(Records about charts and figures)

..............................

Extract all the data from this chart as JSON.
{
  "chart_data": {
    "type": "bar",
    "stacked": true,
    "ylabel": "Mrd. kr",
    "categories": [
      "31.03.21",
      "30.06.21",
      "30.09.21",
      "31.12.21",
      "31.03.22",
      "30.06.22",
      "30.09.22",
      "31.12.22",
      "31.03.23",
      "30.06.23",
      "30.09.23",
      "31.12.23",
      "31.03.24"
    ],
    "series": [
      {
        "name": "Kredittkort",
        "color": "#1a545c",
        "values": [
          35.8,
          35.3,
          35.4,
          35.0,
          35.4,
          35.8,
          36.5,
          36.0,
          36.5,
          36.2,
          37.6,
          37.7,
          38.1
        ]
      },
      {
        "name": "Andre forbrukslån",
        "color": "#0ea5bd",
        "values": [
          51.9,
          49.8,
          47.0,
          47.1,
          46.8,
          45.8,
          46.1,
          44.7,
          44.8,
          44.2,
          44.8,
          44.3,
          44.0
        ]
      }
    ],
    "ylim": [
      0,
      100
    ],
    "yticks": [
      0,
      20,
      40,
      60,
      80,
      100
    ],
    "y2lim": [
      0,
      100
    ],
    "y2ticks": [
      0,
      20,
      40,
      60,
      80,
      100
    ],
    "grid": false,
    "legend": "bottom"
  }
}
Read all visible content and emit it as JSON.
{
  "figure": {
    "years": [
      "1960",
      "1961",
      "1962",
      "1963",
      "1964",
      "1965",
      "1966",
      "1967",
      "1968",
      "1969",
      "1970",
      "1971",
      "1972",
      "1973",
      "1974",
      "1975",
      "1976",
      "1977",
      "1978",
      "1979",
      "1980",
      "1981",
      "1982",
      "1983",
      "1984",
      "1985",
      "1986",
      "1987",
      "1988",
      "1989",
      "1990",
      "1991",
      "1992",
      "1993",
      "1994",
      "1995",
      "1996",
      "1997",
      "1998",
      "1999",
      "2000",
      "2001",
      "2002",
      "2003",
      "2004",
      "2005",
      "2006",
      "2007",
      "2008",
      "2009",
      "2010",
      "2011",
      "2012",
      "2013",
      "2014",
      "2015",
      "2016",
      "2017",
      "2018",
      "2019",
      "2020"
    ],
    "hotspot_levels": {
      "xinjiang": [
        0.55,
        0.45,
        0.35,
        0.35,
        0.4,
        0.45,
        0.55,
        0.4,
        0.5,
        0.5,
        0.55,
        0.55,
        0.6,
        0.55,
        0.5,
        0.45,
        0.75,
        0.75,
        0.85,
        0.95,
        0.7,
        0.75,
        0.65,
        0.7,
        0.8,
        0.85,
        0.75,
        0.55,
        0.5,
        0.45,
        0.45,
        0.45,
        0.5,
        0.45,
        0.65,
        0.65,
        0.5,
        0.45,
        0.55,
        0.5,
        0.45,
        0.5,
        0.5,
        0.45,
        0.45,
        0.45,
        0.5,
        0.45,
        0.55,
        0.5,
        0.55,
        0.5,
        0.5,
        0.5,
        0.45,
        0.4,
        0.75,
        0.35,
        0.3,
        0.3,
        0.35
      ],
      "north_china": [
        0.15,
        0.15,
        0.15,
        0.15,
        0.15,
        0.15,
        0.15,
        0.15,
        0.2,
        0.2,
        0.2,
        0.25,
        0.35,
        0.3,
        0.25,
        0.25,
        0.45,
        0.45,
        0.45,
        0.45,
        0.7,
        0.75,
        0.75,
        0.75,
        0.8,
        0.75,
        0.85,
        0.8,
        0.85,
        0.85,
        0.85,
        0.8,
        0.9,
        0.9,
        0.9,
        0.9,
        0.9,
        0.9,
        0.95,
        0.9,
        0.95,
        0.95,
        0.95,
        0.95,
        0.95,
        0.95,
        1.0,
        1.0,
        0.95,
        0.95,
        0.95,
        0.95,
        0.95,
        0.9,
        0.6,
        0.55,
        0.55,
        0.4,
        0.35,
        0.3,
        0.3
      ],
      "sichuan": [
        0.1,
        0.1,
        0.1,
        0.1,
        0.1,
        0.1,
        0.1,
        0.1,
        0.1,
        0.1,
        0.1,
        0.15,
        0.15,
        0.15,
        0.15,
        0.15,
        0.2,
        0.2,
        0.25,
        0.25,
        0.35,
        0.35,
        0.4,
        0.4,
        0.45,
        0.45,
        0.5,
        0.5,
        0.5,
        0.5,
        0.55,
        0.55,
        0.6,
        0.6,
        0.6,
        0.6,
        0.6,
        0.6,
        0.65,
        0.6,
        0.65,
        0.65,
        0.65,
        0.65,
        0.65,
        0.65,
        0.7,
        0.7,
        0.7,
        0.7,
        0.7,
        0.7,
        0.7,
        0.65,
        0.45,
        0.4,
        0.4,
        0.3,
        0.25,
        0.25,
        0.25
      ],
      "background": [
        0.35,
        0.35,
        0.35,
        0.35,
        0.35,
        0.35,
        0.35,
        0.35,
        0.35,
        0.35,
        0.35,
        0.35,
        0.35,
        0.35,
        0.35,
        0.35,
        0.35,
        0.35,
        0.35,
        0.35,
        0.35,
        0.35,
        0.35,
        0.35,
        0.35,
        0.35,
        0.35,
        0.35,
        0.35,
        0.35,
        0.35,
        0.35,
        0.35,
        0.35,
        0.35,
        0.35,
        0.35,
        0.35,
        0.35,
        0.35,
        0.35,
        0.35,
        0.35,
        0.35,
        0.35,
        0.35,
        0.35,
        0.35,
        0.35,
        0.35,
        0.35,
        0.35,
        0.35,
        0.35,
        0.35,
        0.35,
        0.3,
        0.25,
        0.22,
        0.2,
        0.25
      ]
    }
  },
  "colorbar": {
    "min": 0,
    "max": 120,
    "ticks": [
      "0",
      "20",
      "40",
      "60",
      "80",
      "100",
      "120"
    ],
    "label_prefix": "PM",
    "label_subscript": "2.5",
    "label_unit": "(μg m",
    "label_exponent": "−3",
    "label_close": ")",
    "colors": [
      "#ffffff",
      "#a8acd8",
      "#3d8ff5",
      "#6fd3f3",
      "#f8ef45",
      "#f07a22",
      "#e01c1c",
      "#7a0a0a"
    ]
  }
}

..............................

## [What is asked]
From the listing above, report the number of lines containing the string "name", without any accompanying remarks.

## [Correct answer]
2